Answer with one number: the count of lines in this material that hold the word "Derechos".

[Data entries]
+ + + + + + +
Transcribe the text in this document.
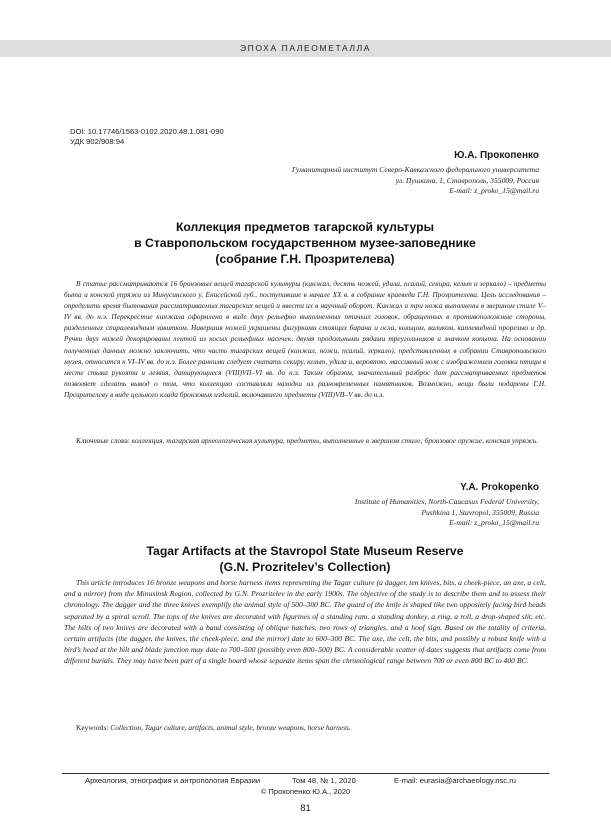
ЭПОХА ПАЛЕОМЕТАЛЛА
DOI: 10.17746/1563-0102.2020.48.1.081-090
УДК 902/908:94
Ю.А. Прокопенко
Гуманитарный институт Северо-Кавказского федерального университета
ул. Пушкина, 1, Ставрополь, 355009, Россия
E-mail: z_proko_15@mail.ru
Коллекция предметов тагарской культуры
в Ставропольском государственном музее-заповеднике
(собрание Г.Н. Прозрителева)
В статье рассматриваются 16 бронзовых вещей тагарской культуры (кинжал, десять ножей, удила, псалий, секира, кельт и зеркало) – предметы быта и конской упряжи из Минусинского у. Енисейской губ., поступившие в начале XX в. в собрание краеведа Г.Н. Прозрителева. Цель исследования – определить время бытования рассматриваемых тагарских вещей и ввести их в научный оборот. Кинжал и три ножа выполнены в зверином стиле V–IV вв. до н.э. Перекрестие кинжала оформлено в виде двух рельефно выполненных птичьих головок, обращенных в противоположные стороны, разделенных спиралевидным завитком. Навершия ножей украшены фигурками стоящих барана и осла, кольцом, валиком, каплевидной прорезью и др. Ручки двух ножей декорированы лентой из косых рельефных насечек, двумя продольными рядами треугольников и значком копыта. На основании полученных данных можно заключить, что часть тагарских вещей (кинжал, ножи, псалий, зеркало), представленных в собрании Ставропольского музея, относится к VI–IV вв. до н.э. Более ранними следует считать секиру, кельт, удила и, вероятно, массивный нож с изображением головки птицы в месте стыка рукояти и лезвия, датирующиеся (VIII)VII–VI вв. до н.э. Таким образом, значительный разброс дат рассматриваемых предметов позволяет сделать вывод о том, что коллекцию составляли находки из разновременных памятников. Возможно, вещи были подарены Г.Н. Прозрителеву в виде цельного клада бронзовых изделий, включавшего предметы (VIII)VII–V вв. до н.э.
Ключевые слова: коллекция, тагарская археологическая культура, предметы, выполненные в зверином стиле; бронзовое оружие, конская упряжь.
Y.A. Prokopenko
Institute of Humanities, North-Caucasus Federal University,
Pushkina 1, Stavropol, 355009, Russia
E-mail: z_proko_15@mail.ru
Tagar Artifacts at the Stavropol State Museum Reserve
(G.N. Prozritelev’s Collection)
This article introduces 16 bronze weapons and horse harness items representing the Tagar culture (a dagger, ten knives, bits, a cheek-piece, an axe, a celt, and a mirror) from the Minusinsk Region, collected by G.N. Prozritelev in the early 1900s. The objective of the study is to describe them and to assess their chronology. The dagger and the three knives exemplify the animal style of 500–300 BC. The guard of the knife is shaped like two oppositely facing bird heads separated by a spiral scroll. The tops of the knives are decorated with figurines of a standing ram, a standing donkey, a ring, a roll, a drop-shaped slit, etc. The hilts of two knives are decorated with a band consisting of oblique hatches, two rows of triangles, and a hoof sign. Based on the totality of criteria, certain artifacts (the dagger, the knives, the cheek-piece, and the mirror) date to 600–300 BC. The axe, the celt, the bits, and possibly a robust knife with a bird’s head at the hilt and blade junction may date to 700–500 (possibly even 800–500) BC. A considerable scatter of dates suggests that artifacts come from different burials. They may have been part of a single hoard whose separate items span the chronological range between 700 or even 800 BC to 400 BC.
Keywords: Collection, Tagar culture, artifacts, animal style, bronze weapons, horse harness.
Археология, этнография и антропология Евразии	Том 48, № 1, 2020	E-mail: eurasia@archaeology.nsc.ru
© Прокопенко Ю.А., 2020
81
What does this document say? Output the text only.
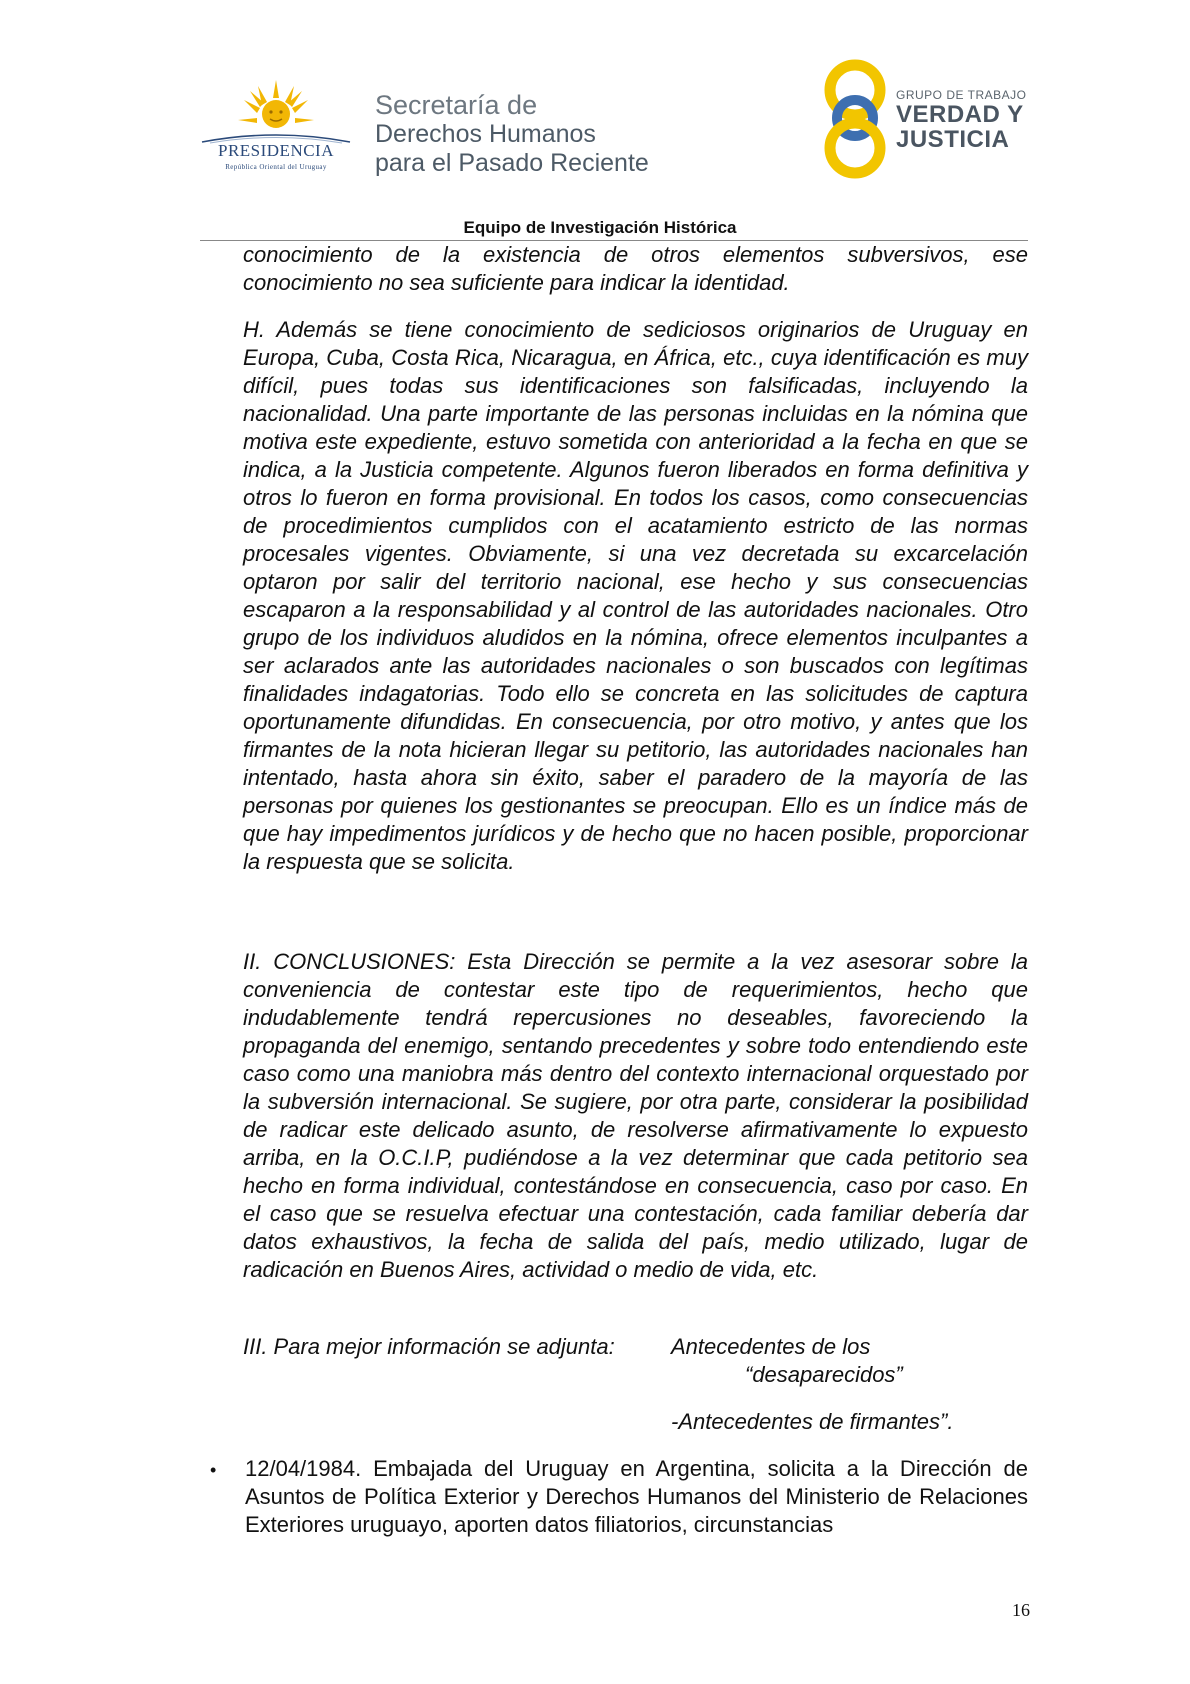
PRESIDENCIA
República Oriental del Uruguay
Secretaría de
Derechos Humanos
para el Pasado Reciente
GRUPO DE TRABAJO
VERDAD Y
JUSTICIA
Equipo de Investigación Histórica

conocimiento de la existencia de otros elementos subversivos, ese conocimiento no sea suficiente para indicar la identidad.

H. Además se tiene conocimiento de sediciosos originarios de Uruguay en Europa, Cuba, Costa Rica, Nicaragua, en África, etc., cuya identificación es muy difícil, pues todas sus identificaciones son falsificadas, incluyendo la nacionalidad. Una parte importante de las personas incluidas en la nómina que motiva este expediente, estuvo sometida con anterioridad a la fecha en que se indica, a la Justicia competente. Algunos fueron liberados en forma definitiva y otros lo fueron en forma provisional. En todos los casos, como consecuencias de procedimientos cumplidos con el acatamiento estricto de las normas procesales vigentes. Obviamente, si una vez decretada su excarcelación optaron por salir del territorio nacional, ese hecho y sus consecuencias escaparon a la responsabilidad y al control de las autoridades nacionales. Otro grupo de los individuos aludidos en la nómina, ofrece elementos inculpantes a ser aclarados ante las autoridades nacionales o son buscados con legítimas finalidades indagatorias. Todo ello se concreta en las solicitudes de captura oportunamente difundidas. En consecuencia, por otro motivo, y antes que los firmantes de la nota hicieran llegar su petitorio, las autoridades nacionales han intentado, hasta ahora sin éxito, saber el paradero de la mayoría de las personas por quienes los gestionantes se preocupan. Ello es un índice más de que hay impedimentos jurídicos y de hecho que no hacen posible, proporcionar la respuesta que se solicita.

II. CONCLUSIONES: Esta Dirección se permite a la vez asesorar sobre la conveniencia de contestar este tipo de requerimientos, hecho que indudablemente tendrá repercusiones no deseables, favoreciendo la propaganda del enemigo, sentando precedentes y sobre todo entendiendo este caso como una maniobra más dentro del contexto internacional orquestado por la subversión internacional. Se sugiere, por otra parte, considerar la posibilidad de radicar este delicado asunto, de resolverse afirmativamente lo expuesto arriba, en la O.C.I.P, pudiéndose a la vez determinar que cada petitorio sea hecho en forma individual, contestándose en consecuencia, caso por caso. En el caso que se resuelva efectuar una contestación, cada familiar debería dar datos exhaustivos, la fecha de salida del país, medio utilizado, lugar de radicación en Buenos Aires, actividad o medio de vida, etc.

III. Para mejor información se adjunta:	Antecedentes de los
“desaparecidos”
-Antecedentes de firmantes”.
• 12/04/1984. Embajada del Uruguay en Argentina, solicita a la Dirección de Asuntos de Política Exterior y Derechos Humanos del Ministerio de Relaciones Exteriores uruguayo, aporten datos filiatorios, circunstancias
16
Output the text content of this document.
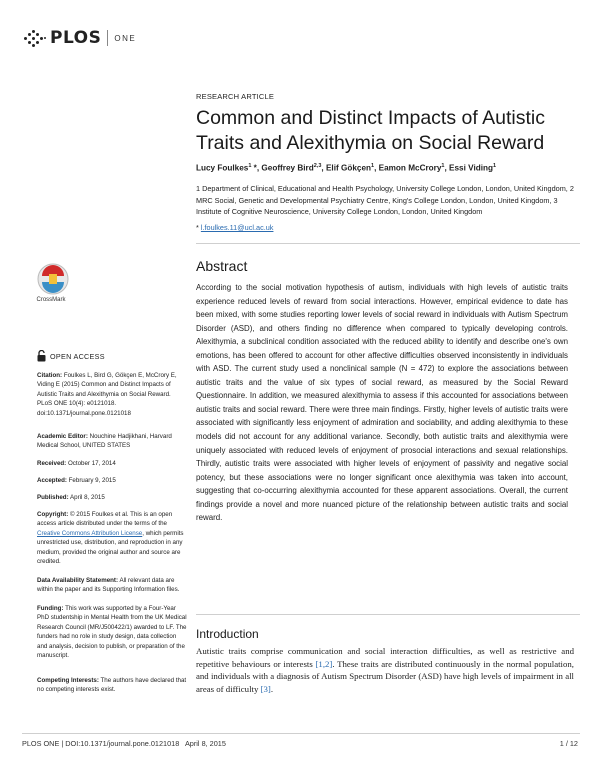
PLOS ONE
RESEARCH ARTICLE
Common and Distinct Impacts of Autistic Traits and Alexithymia on Social Reward
Lucy Foulkes$^1$ *, Geoffrey Bird$^{2,3}$, Elif Gökçen$^1$, Eamon McCrory$^1$, Essi Viding$^1$
1 Department of Clinical, Educational and Health Psychology, University College London, London, United Kingdom, 2 MRC Social, Genetic and Developmental Psychiatry Centre, King's College London, London, United Kingdom, 3 Institute of Cognitive Neuroscience, University College London, London, United Kingdom
* l.foulkes.11@ucl.ac.uk
Abstract

According to the social motivation hypothesis of autism, individuals with high levels of autistic traits experience reduced levels of reward from social interactions. However, empirical evidence to date has been mixed, with some studies reporting lower levels of social reward in individuals with Autism Spectrum Disorder (ASD), and others finding no difference when compared to typically developing controls. Alexithymia, a subclinical condition associated with the reduced ability to identify and describe one's own emotions, has been offered to account for other affective difficulties observed inconsistently in individuals with ASD. The current study used a nonclinical sample (N = 472) to explore the associations between autistic traits and the value of six types of social reward, as measured by the Social Reward Questionnaire. In addition, we measured alexithymia to assess if this accounted for associations between autistic traits and social reward. There were three main findings. Firstly, higher levels of autistic traits were associated with significantly less enjoyment of admiration and sociability, and adding alexithymia to these models did not account for any additional variance. Secondly, both autistic traits and alexithymia were uniquely associated with reduced levels of enjoyment of prosocial interactions and sexual relationships. Thirdly, autistic traits were associated with higher levels of enjoyment of passivity and negative social potency, but these associations were no longer significant once alexithymia was taken into account, suggesting that co-occurring alexithymia accounted for these apparent associations. Overall, the current findings provide a novel and more nuanced picture of the relationship between autistic traits and social reward.

Introduction

Autistic traits comprise communication and social interaction difficulties, as well as restrictive and repetitive behaviours or interests [1,2]. These traits are distributed continuously in the normal population, and individuals with a diagnosis of Autism Spectrum Disorder (ASD) have high levels of impairment in all areas of difficulty [3].

CrossMark
OPEN ACCESS
Citation: Foulkes L, Bird G, Gökçen E, McCrory E, Viding E (2015) Common and Distinct Impacts of Autistic Traits and Alexithymia on Social Reward. PLoS ONE 10(4): e0121018. doi:10.1371/journal.pone.0121018
Academic Editor: Nouchine Hadjikhani, Harvard Medical School, UNITED STATES
Received: October 17, 2014
Accepted: February 9, 2015
Published: April 8, 2015
Copyright: © 2015 Foulkes et al. This is an open access article distributed under the terms of the Creative Commons Attribution License, which permits unrestricted use, distribution, and reproduction in any medium, provided the original author and source are credited.
Data Availability Statement: All relevant data are within the paper and its Supporting Information files.
Funding: This work was supported by a Four-Year PhD studentship in Mental Health from the UK Medical Research Council (MR/J500422/1) awarded to LF. The funders had no role in study design, data collection and analysis, decision to publish, or preparation of the manuscript.
Competing Interests: The authors have declared that no competing interests exist.
PLOS ONE | DOI:10.1371/journal.pone.0121018   April 8, 2015	1 / 12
+ + + + + + +
ANSWER IN FULL: 2